* start *
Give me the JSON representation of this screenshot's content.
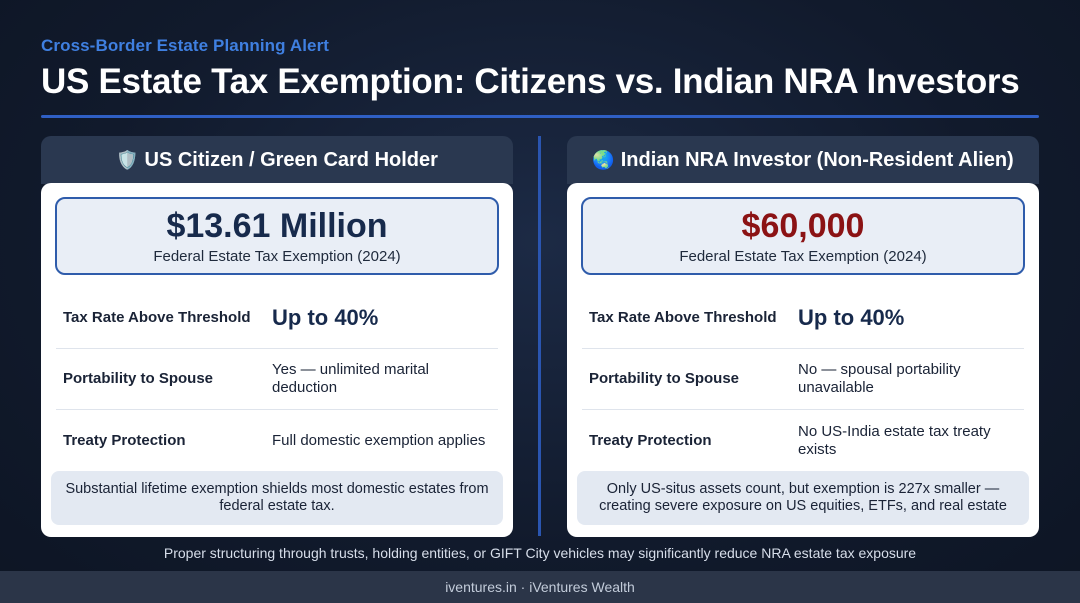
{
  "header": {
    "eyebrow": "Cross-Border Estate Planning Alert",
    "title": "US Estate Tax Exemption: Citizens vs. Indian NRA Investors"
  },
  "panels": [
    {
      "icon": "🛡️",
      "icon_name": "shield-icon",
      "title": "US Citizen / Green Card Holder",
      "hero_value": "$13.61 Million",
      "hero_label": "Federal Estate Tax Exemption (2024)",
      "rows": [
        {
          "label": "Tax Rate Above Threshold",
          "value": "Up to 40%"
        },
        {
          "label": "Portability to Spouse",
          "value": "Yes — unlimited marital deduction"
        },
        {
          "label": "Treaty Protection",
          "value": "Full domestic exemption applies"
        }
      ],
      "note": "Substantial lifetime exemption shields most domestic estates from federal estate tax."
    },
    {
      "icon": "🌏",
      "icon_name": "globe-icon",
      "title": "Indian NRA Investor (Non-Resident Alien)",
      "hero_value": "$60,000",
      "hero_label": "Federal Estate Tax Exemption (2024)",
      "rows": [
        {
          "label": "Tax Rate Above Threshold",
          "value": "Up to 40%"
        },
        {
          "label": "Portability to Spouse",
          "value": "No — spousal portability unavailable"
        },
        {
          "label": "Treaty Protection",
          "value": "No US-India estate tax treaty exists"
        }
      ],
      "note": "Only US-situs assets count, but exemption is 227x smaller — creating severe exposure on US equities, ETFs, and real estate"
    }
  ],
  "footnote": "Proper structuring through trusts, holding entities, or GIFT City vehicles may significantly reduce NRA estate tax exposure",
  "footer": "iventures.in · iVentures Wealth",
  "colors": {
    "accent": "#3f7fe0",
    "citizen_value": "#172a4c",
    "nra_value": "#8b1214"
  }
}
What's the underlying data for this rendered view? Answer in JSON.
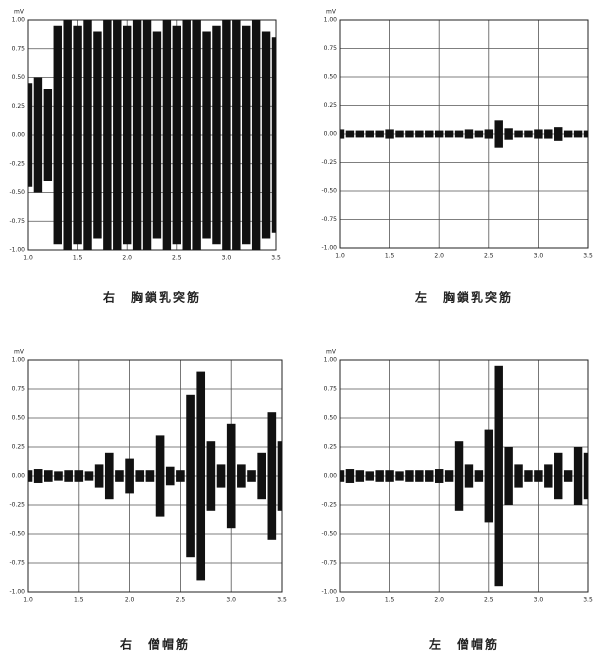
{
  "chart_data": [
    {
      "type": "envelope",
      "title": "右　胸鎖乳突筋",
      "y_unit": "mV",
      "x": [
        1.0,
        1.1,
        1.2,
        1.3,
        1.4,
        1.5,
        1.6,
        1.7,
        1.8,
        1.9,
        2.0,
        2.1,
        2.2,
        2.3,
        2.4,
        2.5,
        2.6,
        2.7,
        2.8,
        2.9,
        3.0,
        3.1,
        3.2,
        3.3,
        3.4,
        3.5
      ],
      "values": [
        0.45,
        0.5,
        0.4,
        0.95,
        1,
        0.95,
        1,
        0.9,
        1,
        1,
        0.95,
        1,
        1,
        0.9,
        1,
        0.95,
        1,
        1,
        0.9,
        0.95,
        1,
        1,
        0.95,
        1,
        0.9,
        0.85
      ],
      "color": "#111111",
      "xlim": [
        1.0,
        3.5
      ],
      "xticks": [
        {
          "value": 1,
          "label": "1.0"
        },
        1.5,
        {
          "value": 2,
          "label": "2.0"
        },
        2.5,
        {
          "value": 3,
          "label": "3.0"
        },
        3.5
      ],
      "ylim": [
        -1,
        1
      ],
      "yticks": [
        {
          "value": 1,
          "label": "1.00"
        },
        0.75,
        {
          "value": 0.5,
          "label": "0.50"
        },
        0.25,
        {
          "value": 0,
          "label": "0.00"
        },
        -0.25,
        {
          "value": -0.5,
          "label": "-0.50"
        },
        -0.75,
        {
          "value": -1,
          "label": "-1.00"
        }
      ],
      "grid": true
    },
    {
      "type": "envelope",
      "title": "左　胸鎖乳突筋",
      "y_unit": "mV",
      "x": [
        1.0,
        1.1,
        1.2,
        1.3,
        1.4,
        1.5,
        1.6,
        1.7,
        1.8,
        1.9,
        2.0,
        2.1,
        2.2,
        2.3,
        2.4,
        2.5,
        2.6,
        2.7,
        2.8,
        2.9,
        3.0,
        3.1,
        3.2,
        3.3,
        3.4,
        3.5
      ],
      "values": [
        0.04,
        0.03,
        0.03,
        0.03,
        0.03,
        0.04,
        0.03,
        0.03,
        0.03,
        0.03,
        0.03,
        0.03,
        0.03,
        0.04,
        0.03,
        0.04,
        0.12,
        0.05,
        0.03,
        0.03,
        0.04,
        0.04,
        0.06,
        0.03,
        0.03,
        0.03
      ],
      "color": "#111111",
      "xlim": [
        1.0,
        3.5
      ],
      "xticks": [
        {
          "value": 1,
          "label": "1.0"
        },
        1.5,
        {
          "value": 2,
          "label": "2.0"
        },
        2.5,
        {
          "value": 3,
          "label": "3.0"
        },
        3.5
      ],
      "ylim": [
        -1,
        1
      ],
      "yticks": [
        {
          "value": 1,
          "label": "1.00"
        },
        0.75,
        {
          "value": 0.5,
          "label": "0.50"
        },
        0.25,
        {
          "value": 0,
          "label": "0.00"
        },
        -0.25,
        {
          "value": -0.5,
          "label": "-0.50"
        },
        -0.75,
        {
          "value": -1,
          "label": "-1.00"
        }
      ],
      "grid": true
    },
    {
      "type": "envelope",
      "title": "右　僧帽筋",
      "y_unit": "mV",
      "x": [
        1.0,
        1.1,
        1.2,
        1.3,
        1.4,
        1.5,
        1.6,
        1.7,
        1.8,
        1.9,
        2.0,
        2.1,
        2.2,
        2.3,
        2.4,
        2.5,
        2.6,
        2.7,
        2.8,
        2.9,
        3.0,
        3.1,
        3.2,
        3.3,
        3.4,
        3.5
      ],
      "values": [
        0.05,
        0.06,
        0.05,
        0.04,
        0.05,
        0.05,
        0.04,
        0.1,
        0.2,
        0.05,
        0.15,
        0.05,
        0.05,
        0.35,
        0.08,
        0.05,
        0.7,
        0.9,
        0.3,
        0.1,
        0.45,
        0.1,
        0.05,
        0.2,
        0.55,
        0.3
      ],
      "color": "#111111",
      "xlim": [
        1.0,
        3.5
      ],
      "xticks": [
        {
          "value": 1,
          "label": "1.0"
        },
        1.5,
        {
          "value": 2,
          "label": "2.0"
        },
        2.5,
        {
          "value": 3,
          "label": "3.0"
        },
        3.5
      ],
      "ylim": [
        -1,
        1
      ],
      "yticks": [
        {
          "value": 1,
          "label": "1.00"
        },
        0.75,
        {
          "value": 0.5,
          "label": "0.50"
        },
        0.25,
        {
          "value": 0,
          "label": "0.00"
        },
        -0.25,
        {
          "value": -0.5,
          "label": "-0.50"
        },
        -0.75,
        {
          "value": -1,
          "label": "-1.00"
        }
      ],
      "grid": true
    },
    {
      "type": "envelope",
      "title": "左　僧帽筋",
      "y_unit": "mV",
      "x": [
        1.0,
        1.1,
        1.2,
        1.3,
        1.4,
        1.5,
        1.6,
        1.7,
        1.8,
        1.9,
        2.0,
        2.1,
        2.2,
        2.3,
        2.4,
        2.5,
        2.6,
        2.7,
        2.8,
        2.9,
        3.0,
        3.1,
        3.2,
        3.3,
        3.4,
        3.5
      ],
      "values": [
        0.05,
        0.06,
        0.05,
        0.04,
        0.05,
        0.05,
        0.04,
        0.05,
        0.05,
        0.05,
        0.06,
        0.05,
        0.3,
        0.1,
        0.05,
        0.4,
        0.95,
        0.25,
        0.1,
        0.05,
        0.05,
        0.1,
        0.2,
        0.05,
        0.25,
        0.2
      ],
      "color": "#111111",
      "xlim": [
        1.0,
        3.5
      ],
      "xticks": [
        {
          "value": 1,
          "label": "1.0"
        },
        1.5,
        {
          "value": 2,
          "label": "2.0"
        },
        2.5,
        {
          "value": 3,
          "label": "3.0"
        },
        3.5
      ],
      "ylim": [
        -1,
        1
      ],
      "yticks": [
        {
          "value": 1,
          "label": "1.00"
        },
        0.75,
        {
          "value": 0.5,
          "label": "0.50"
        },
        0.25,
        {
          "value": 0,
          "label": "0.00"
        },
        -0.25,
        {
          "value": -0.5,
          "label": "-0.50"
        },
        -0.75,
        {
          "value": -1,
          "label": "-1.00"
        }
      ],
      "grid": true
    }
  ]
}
* end *
→ **WORK TO DO**:
Provide the number of lines in these entries that hold the word "Indian", without any accompanying text.

→ **WORKED SOLUTION**:
2